> Written task
Every line below should be repeated exactly.

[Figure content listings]
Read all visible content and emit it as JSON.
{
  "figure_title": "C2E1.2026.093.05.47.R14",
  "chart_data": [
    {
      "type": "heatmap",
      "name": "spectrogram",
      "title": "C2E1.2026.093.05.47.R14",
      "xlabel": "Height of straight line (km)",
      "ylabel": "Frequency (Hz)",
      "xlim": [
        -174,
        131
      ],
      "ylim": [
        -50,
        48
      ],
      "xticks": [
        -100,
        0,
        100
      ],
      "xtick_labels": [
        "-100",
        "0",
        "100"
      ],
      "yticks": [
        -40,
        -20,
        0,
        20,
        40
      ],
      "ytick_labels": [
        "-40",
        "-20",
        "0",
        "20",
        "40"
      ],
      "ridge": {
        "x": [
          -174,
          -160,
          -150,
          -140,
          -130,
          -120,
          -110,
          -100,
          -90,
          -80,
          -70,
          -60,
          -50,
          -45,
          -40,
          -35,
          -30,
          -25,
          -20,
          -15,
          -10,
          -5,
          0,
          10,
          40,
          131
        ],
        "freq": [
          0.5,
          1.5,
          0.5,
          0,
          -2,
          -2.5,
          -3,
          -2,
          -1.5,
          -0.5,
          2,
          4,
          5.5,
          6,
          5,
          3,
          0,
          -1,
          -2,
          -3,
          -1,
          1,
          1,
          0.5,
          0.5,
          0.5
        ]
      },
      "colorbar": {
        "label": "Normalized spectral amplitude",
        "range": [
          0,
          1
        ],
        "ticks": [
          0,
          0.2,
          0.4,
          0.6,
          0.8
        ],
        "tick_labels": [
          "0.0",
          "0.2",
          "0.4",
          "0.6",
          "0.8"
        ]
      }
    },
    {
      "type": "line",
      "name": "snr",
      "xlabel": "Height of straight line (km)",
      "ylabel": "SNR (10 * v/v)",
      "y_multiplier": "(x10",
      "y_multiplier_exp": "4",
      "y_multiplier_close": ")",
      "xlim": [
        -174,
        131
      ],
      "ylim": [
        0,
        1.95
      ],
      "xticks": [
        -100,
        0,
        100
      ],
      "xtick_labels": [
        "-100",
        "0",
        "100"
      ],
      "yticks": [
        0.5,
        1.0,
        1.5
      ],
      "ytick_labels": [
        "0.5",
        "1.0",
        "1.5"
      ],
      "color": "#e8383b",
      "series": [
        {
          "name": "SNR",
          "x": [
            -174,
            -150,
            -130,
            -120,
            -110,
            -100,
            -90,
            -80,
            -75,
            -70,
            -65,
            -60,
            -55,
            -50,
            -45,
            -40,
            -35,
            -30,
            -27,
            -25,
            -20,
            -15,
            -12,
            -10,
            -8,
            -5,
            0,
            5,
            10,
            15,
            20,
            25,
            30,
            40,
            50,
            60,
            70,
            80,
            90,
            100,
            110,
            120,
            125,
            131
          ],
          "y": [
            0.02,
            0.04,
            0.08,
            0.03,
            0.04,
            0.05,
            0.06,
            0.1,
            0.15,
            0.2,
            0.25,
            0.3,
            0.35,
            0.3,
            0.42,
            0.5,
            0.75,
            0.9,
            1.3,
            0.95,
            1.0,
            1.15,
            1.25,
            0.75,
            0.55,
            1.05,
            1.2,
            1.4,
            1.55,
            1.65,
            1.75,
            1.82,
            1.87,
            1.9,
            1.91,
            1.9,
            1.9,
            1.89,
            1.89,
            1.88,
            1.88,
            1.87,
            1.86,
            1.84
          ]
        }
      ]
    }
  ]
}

> Solution below
Read all visible content and emit it as JSON.
{
  "figure_title": "C2E1.2026.093.05.47.R14",
  "chart_data": [
    {
      "type": "heatmap",
      "name": "spectrogram",
      "title": "C2E1.2026.093.05.47.R14",
      "xlabel": "Height of straight line (km)",
      "ylabel": "Frequency (Hz)",
      "xlim": [
        -174,
        131
      ],
      "ylim": [
        -50,
        48
      ],
      "xticks": [
        -100,
        0,
        100
      ],
      "xtick_labels": [
        "-100",
        "0",
        "100"
      ],
      "yticks": [
        -40,
        -20,
        0,
        20,
        40
      ],
      "ytick_labels": [
        "-40",
        "-20",
        "0",
        "20",
        "40"
      ],
      "ridge": {
        "x": [
          -174,
          -160,
          -150,
          -140,
          -130,
          -120,
          -110,
          -100,
          -90,
          -80,
          -70,
          -60,
          -50,
          -45,
          -40,
          -35,
          -30,
          -25,
          -20,
          -15,
          -10,
          -5,
          0,
          10,
          40,
          131
        ],
        "freq": [
          0.5,
          1.5,
          0.5,
          0,
          -2,
          -2.5,
          -3,
          -2,
          -1.5,
          -0.5,
          2,
          4,
          5.5,
          6,
          5,
          3,
          0,
          -1,
          -2,
          -3,
          -1,
          1,
          1,
          0.5,
          0.5,
          0.5
        ]
      },
      "colorbar": {
        "label": "Normalized spectral amplitude",
        "range": [
          0,
          1
        ],
        "ticks": [
          0,
          0.2,
          0.4,
          0.6,
          0.8
        ],
        "tick_labels": [
          "0.0",
          "0.2",
          "0.4",
          "0.6",
          "0.8"
        ]
      }
    },
    {
      "type": "line",
      "name": "snr",
      "xlabel": "Height of straight line (km)",
      "ylabel": "SNR (10 * v/v)",
      "y_multiplier": "(x10",
      "y_multiplier_exp": "4",
      "y_multiplier_close": ")",
      "xlim": [
        -174,
        131
      ],
      "ylim": [
        0,
        1.95
      ],
      "xticks": [
        -100,
        0,
        100
      ],
      "xtick_labels": [
        "-100",
        "0",
        "100"
      ],
      "yticks": [
        0.5,
        1.0,
        1.5
      ],
      "ytick_labels": [
        "0.5",
        "1.0",
        "1.5"
      ],
      "color": "#e8383b",
      "series": [
        {
          "name": "SNR",
          "x": [
            -174,
            -150,
            -130,
            -120,
            -110,
            -100,
            -90,
            -80,
            -75,
            -70,
            -65,
            -60,
            -55,
            -50,
            -45,
            -40,
            -35,
            -30,
            -27,
            -25,
            -20,
            -15,
            -12,
            -10,
            -8,
            -5,
            0,
            5,
            10,
            15,
            20,
            25,
            30,
            40,
            50,
            60,
            70,
            80,
            90,
            100,
            110,
            120,
            125,
            131
          ],
          "y": [
            0.02,
            0.04,
            0.08,
            0.03,
            0.04,
            0.05,
            0.06,
            0.1,
            0.15,
            0.2,
            0.25,
            0.3,
            0.35,
            0.3,
            0.42,
            0.5,
            0.75,
            0.9,
            1.3,
            0.95,
            1.0,
            1.15,
            1.25,
            0.75,
            0.55,
            1.05,
            1.2,
            1.4,
            1.55,
            1.65,
            1.75,
            1.82,
            1.87,
            1.9,
            1.91,
            1.9,
            1.9,
            1.89,
            1.89,
            1.88,
            1.88,
            1.87,
            1.86,
            1.84
          ]
        }
      ]
    }
  ]
}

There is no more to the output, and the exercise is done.